▸ WHAT YOU ARE ASKED TO DO:
Write only the number of lines holding the string "will".

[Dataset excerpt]
================================
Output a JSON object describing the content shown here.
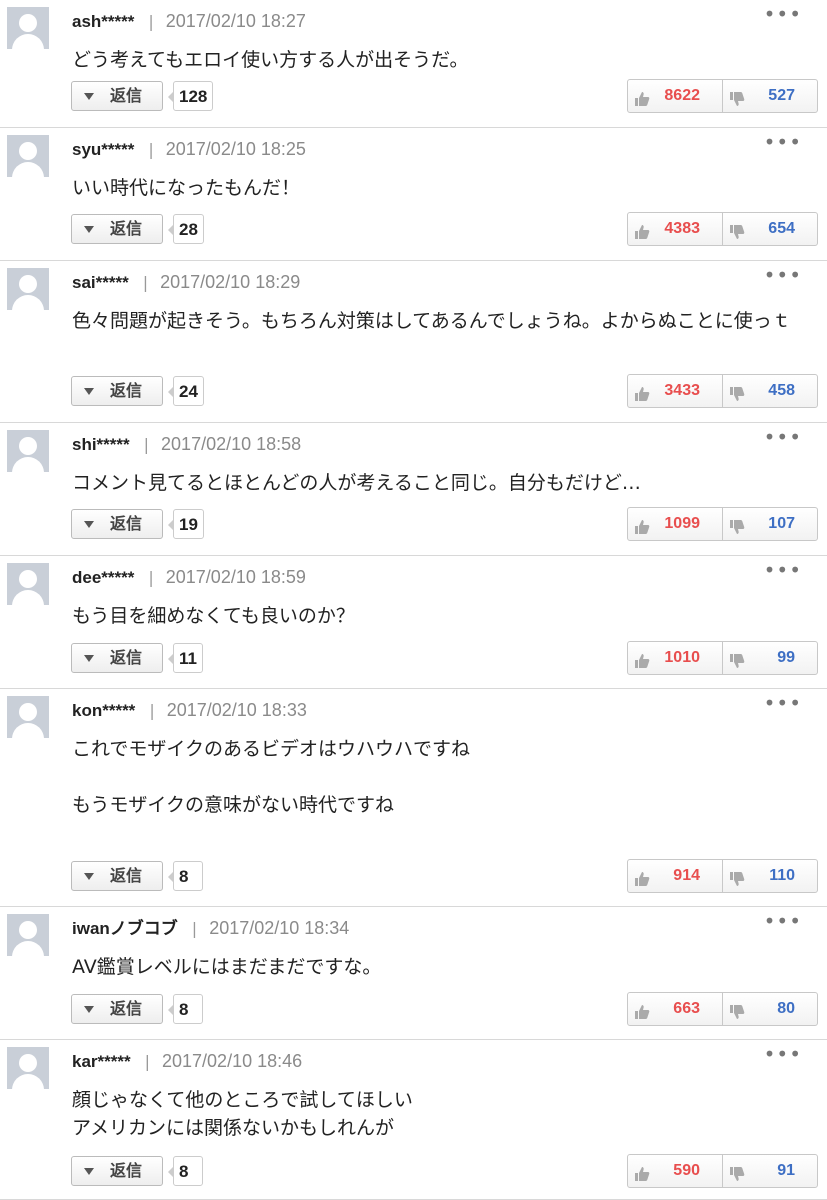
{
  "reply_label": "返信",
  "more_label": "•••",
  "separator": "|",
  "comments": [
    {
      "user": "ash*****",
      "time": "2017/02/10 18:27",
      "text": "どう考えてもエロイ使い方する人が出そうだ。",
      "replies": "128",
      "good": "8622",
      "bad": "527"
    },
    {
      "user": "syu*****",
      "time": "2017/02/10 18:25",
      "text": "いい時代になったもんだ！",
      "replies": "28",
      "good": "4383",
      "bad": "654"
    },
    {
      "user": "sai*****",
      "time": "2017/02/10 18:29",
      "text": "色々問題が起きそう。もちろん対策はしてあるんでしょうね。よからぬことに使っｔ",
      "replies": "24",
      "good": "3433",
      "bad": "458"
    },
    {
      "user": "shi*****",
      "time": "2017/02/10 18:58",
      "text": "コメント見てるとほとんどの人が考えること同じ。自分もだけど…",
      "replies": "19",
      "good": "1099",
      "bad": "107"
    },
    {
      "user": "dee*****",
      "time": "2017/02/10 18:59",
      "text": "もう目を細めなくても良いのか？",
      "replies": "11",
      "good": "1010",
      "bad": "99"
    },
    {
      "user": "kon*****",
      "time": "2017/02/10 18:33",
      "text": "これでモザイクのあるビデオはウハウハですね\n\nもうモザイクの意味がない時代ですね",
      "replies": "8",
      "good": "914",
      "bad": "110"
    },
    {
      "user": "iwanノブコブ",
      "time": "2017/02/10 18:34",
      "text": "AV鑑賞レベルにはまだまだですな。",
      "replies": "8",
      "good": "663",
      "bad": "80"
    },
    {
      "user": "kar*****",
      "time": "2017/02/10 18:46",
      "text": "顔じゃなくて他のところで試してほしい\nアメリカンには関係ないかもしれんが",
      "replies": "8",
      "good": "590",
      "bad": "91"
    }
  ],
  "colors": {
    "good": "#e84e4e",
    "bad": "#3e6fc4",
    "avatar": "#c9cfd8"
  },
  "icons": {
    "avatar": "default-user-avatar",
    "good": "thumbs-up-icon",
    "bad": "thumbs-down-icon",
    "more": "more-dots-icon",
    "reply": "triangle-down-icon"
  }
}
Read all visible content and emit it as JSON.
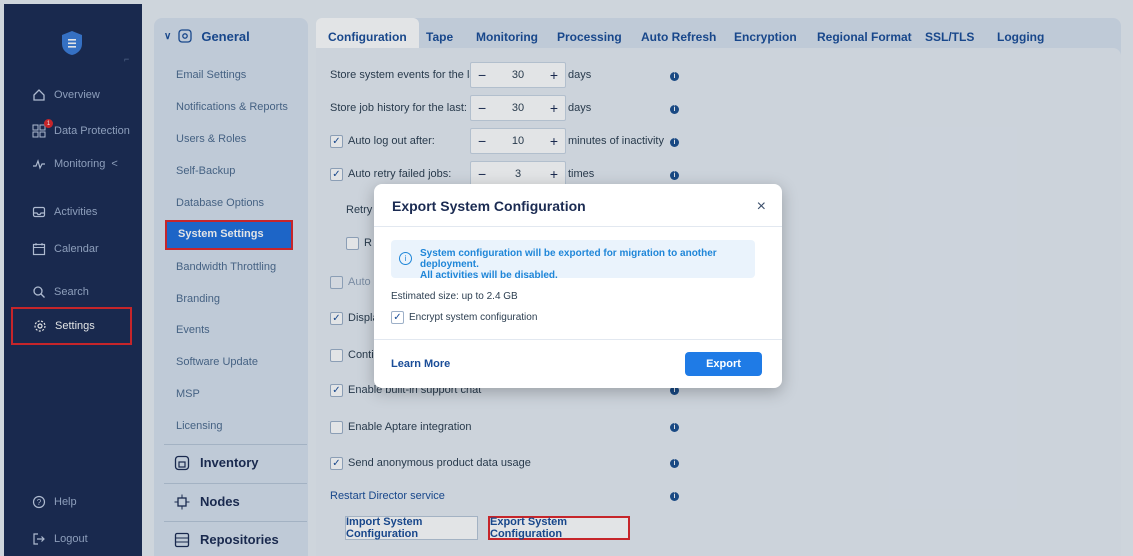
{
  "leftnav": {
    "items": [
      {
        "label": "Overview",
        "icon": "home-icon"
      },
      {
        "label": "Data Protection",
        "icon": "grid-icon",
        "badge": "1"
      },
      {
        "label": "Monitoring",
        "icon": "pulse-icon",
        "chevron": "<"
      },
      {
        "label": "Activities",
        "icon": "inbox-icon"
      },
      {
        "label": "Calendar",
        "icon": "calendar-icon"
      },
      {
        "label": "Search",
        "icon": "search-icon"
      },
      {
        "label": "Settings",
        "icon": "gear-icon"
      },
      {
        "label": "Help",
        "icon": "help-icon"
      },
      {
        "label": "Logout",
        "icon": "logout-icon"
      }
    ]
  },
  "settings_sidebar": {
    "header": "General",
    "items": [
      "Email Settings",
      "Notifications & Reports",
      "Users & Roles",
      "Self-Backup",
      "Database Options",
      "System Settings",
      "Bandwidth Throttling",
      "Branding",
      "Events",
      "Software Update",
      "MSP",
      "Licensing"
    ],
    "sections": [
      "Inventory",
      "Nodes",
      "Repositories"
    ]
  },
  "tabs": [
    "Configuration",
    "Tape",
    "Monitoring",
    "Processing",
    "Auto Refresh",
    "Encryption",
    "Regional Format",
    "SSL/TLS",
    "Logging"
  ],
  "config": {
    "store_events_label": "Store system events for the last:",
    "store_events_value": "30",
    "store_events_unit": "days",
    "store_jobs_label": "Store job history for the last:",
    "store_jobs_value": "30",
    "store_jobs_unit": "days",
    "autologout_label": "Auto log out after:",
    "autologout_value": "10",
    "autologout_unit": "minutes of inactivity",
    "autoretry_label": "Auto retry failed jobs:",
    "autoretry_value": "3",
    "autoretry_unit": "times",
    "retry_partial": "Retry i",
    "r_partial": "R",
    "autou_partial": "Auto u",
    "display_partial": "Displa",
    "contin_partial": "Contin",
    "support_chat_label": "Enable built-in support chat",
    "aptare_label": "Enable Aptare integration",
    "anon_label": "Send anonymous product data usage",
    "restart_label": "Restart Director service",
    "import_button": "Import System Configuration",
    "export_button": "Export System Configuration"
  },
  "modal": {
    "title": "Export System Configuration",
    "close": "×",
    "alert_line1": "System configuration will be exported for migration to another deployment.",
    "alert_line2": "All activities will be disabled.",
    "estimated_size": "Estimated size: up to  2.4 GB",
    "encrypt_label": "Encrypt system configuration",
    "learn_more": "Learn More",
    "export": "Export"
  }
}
================================
▸ SOLUTION FOR THIS PROBLEM:
2